Extract the records in full, leaving every picture out.

─── Records supplied ───

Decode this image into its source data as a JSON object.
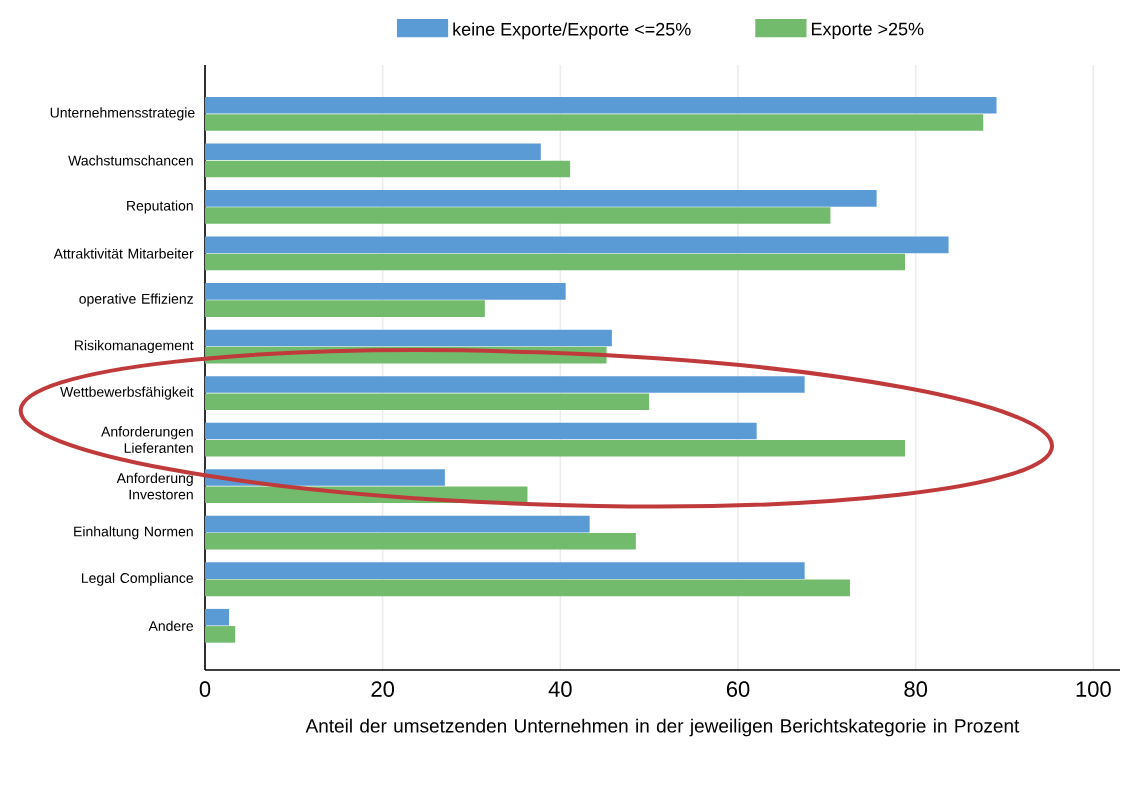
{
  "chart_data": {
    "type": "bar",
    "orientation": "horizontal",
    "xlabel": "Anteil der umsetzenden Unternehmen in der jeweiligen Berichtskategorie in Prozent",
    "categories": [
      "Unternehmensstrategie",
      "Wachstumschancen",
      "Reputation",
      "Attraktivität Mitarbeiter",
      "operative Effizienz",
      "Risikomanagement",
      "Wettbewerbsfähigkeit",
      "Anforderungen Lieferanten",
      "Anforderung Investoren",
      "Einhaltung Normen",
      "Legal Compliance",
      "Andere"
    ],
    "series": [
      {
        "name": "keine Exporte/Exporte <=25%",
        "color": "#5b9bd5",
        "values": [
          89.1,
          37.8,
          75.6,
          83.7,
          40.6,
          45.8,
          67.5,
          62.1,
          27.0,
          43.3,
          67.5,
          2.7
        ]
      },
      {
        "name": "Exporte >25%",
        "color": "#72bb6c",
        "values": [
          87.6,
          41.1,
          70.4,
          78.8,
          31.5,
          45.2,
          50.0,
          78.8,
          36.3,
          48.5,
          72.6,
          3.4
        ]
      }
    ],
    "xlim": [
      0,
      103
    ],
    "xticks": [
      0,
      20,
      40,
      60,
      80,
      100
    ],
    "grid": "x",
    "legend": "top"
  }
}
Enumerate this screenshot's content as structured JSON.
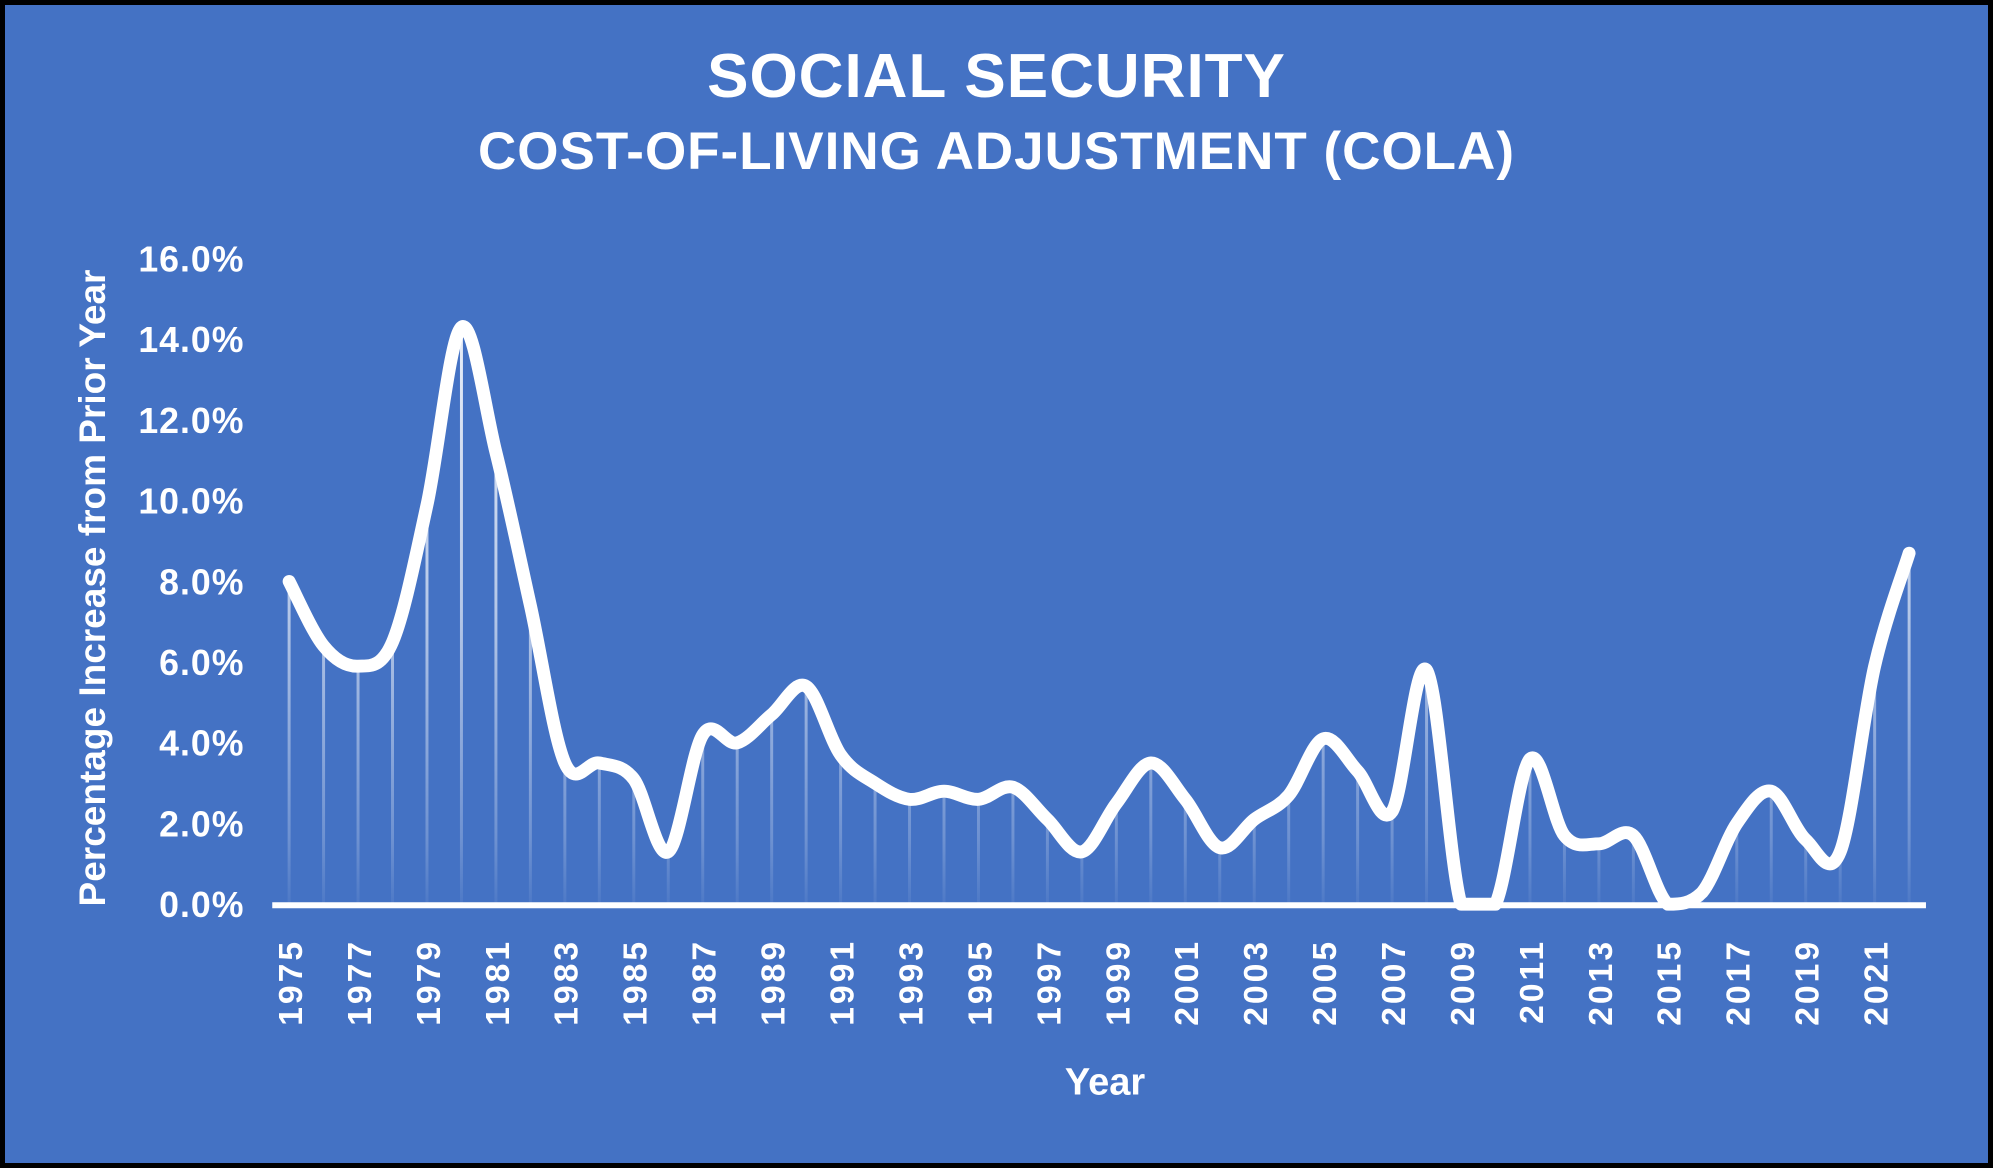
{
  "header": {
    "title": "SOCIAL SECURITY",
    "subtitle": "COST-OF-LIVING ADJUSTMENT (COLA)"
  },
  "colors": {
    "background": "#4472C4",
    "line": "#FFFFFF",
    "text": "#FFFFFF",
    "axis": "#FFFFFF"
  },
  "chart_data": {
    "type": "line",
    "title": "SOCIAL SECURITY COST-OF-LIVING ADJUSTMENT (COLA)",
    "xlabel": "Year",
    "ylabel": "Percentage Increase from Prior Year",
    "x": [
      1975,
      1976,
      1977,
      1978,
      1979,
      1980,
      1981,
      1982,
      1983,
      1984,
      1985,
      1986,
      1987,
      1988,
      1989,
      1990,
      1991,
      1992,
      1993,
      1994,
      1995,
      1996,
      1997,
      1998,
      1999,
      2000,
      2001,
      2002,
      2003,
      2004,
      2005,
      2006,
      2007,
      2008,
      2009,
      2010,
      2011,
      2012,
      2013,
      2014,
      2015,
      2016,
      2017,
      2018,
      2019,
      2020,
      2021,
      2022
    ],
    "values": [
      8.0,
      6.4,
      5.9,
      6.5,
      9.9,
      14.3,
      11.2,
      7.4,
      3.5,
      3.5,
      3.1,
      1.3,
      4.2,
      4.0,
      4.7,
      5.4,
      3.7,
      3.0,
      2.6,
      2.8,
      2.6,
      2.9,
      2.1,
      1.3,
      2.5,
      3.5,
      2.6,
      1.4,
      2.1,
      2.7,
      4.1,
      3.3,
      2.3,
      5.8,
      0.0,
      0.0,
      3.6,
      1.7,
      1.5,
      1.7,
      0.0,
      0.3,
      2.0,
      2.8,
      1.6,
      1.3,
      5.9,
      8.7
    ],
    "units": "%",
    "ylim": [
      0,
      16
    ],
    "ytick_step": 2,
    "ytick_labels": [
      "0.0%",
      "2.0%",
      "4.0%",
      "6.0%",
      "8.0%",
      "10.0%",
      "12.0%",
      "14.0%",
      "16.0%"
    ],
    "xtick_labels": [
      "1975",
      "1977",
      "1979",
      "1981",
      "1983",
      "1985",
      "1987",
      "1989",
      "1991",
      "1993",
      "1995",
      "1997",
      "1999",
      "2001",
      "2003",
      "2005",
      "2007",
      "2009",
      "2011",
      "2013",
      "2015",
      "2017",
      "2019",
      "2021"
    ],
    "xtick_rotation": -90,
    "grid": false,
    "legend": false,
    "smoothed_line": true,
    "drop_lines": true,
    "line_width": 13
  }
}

───

• **Solved exercise**:
Decode this image into its source data as a JSON object.
{
  "chart_data": {
    "type": "bar",
    "orientation": "horizontal",
    "xlabel": "Anteil der umsetzenden Unternehmen in der jeweiligen Berichtskategorie in Prozent",
    "categories": [
      "Unternehmensstrategie",
      "Wachstumschancen",
      "Reputation",
      "Attraktivität Mitarbeiter",
      "operative Effizienz",
      "Risikomanagement",
      "Wettbewerbsfähigkeit",
      "Anforderungen Lieferanten",
      "Anforderung Investoren",
      "Einhaltung Normen",
      "Legal Compliance",
      "Andere"
    ],
    "series": [
      {
        "name": "keine Exporte/Exporte <=25%",
        "color": "#5b9bd5",
        "values": [
          89.1,
          37.8,
          75.6,
          83.7,
          40.6,
          45.8,
          67.5,
          62.1,
          27.0,
          43.3,
          67.5,
          2.7
        ]
      },
      {
        "name": "Exporte >25%",
        "color": "#72bb6c",
        "values": [
          87.6,
          41.1,
          70.4,
          78.8,
          31.5,
          45.2,
          50.0,
          78.8,
          36.3,
          48.5,
          72.6,
          3.4
        ]
      }
    ],
    "xlim": [
      0,
      103
    ],
    "xticks": [
      0,
      20,
      40,
      60,
      80,
      100
    ],
    "grid": "x",
    "legend": "top"
  }
}
Enumerate this screenshot's content as structured JSON.
{
  "header": {
    "title": "SOCIAL SECURITY",
    "subtitle": "COST-OF-LIVING ADJUSTMENT (COLA)"
  },
  "colors": {
    "background": "#4472C4",
    "line": "#FFFFFF",
    "text": "#FFFFFF",
    "axis": "#FFFFFF"
  },
  "chart_data": {
    "type": "line",
    "title": "SOCIAL SECURITY COST-OF-LIVING ADJUSTMENT (COLA)",
    "xlabel": "Year",
    "ylabel": "Percentage Increase from Prior Year",
    "x": [
      1975,
      1976,
      1977,
      1978,
      1979,
      1980,
      1981,
      1982,
      1983,
      1984,
      1985,
      1986,
      1987,
      1988,
      1989,
      1990,
      1991,
      1992,
      1993,
      1994,
      1995,
      1996,
      1997,
      1998,
      1999,
      2000,
      2001,
      2002,
      2003,
      2004,
      2005,
      2006,
      2007,
      2008,
      2009,
      2010,
      2011,
      2012,
      2013,
      2014,
      2015,
      2016,
      2017,
      2018,
      2019,
      2020,
      2021,
      2022
    ],
    "values": [
      8.0,
      6.4,
      5.9,
      6.5,
      9.9,
      14.3,
      11.2,
      7.4,
      3.5,
      3.5,
      3.1,
      1.3,
      4.2,
      4.0,
      4.7,
      5.4,
      3.7,
      3.0,
      2.6,
      2.8,
      2.6,
      2.9,
      2.1,
      1.3,
      2.5,
      3.5,
      2.6,
      1.4,
      2.1,
      2.7,
      4.1,
      3.3,
      2.3,
      5.8,
      0.0,
      0.0,
      3.6,
      1.7,
      1.5,
      1.7,
      0.0,
      0.3,
      2.0,
      2.8,
      1.6,
      1.3,
      5.9,
      8.7
    ],
    "units": "%",
    "ylim": [
      0,
      16
    ],
    "ytick_step": 2,
    "ytick_labels": [
      "0.0%",
      "2.0%",
      "4.0%",
      "6.0%",
      "8.0%",
      "10.0%",
      "12.0%",
      "14.0%",
      "16.0%"
    ],
    "xtick_labels": [
      "1975",
      "1977",
      "1979",
      "1981",
      "1983",
      "1985",
      "1987",
      "1989",
      "1991",
      "1993",
      "1995",
      "1997",
      "1999",
      "2001",
      "2003",
      "2005",
      "2007",
      "2009",
      "2011",
      "2013",
      "2015",
      "2017",
      "2019",
      "2021"
    ],
    "xtick_rotation": -90,
    "grid": false,
    "legend": false,
    "smoothed_line": true,
    "drop_lines": true,
    "line_width": 13
  }
}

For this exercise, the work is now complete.